Find and return each line containing "Порядок".

# start of DATA IN THIS EXERCISE

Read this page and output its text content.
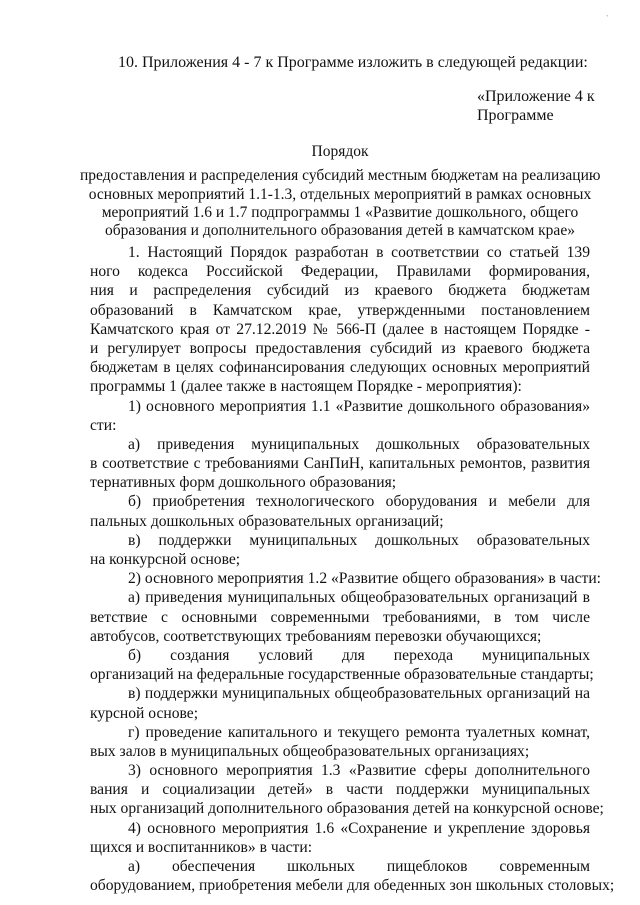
ˋ
10. Приложения 4 - 7 к Программе изложить в следующей редакции:
«Приложение 4 к
Программе
Порядок
предоставления и распределения субсидий местным бюджетам на реализацию
основных мероприятий 1.1-1.3, отдельных мероприятий в рамках основных
мероприятий 1.6 и 1.7 подпрограммы 1 «Развитие дошкольного, общего
образования и дополнительного образования детей в камчатском крае»
1. Настоящий Порядок разработан в соответствии со статьей 139
ного кодекса Российской Федерации, Правилами формирования,
ния и распределения субсидий из краевого бюджета бюджетам
образований в Камчатском крае, утвержденными постановлением
Камчатского края от 27.12.2019 № 566-П (далее в настоящем Порядке -
и регулирует вопросы предоставления субсидий из краевого бюджета
бюджетам в целях софинансирования следующих основных мероприятий
программы 1 (далее также в настоящем Порядке - мероприятия):
1) основного мероприятия 1.1 «Развитие дошкольного образования»
сти:
а) приведения муниципальных дошкольных образовательных
в соответствие с требованиями СанПиН, капитальных ремонтов, развития
тернативных форм дошкольного образования;
б) приобретения технологического оборудования и мебели для
пальных дошкольных образовательных организаций;
в) поддержки муниципальных дошкольных образовательных
на конкурсной основе;
2) основного мероприятия 1.2 «Развитие общего образования» в части:
а) приведения муниципальных общеобразовательных организаций в
ветствие с основными современными требованиями, в том числе
автобусов, соответствующих требованиям перевозки обучающихся;
б) создания условий для перехода муниципальных
организаций на федеральные государственные образовательные стандарты;
в) поддержки муниципальных общеобразовательных организаций на
курсной основе;
г) проведение капитального и текущего ремонта туалетных комнат,
вых залов в муниципальных общеобразовательных организациях;
3) основного мероприятия 1.3 «Развитие сферы дополнительного
вания и социализации детей» в части поддержки муниципальных
ных организаций дополнительного образования детей на конкурсной основе;
4) основного мероприятия 1.6 «Сохранение и укрепление здоровья
щихся и воспитанников» в части:
а) обеспечения школьных пищеблоков современным
оборудованием, приобретения мебели для обеденных зон школьных столовых;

# end of DATA IN THIS EXERCISE

* **REPLY**:
Порядок
1. Настоящий Порядок разработан в соответствии со статьей 139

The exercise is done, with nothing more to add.